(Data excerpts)
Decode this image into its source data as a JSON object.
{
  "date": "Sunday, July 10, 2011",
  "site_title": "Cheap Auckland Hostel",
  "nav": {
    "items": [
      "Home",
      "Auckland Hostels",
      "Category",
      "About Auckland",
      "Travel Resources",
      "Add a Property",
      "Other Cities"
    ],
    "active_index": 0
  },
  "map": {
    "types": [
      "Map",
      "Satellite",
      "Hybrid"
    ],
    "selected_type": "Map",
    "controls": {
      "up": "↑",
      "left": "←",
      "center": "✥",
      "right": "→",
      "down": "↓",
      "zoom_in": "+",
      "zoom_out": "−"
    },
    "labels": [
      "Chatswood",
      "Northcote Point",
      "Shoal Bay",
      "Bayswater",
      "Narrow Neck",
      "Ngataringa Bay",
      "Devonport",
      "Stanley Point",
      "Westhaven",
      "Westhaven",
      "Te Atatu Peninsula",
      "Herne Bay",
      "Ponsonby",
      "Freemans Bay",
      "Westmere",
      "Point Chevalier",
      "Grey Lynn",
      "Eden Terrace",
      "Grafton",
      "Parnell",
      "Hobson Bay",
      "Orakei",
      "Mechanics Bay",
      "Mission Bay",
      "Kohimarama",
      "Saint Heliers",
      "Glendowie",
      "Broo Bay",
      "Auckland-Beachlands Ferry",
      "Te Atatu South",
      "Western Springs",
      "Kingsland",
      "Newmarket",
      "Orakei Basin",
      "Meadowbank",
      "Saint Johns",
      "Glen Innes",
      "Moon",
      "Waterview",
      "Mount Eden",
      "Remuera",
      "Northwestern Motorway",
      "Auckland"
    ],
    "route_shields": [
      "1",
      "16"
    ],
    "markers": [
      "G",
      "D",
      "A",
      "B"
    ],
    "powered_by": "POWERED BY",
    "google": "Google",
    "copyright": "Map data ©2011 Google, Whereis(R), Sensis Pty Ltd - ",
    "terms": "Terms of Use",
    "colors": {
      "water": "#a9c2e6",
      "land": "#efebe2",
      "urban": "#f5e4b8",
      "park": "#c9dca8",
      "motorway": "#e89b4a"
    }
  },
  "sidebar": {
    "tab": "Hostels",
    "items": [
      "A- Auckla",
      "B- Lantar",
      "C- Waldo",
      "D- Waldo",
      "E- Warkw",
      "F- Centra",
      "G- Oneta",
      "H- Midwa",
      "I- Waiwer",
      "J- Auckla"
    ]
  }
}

INSTRUCTION :: Copy down every line of the entries containing the word "Point".

PROBLEM SOLUTION ::
      "Northcote Point",
      "Stanley Point",
      "Point Chevalier",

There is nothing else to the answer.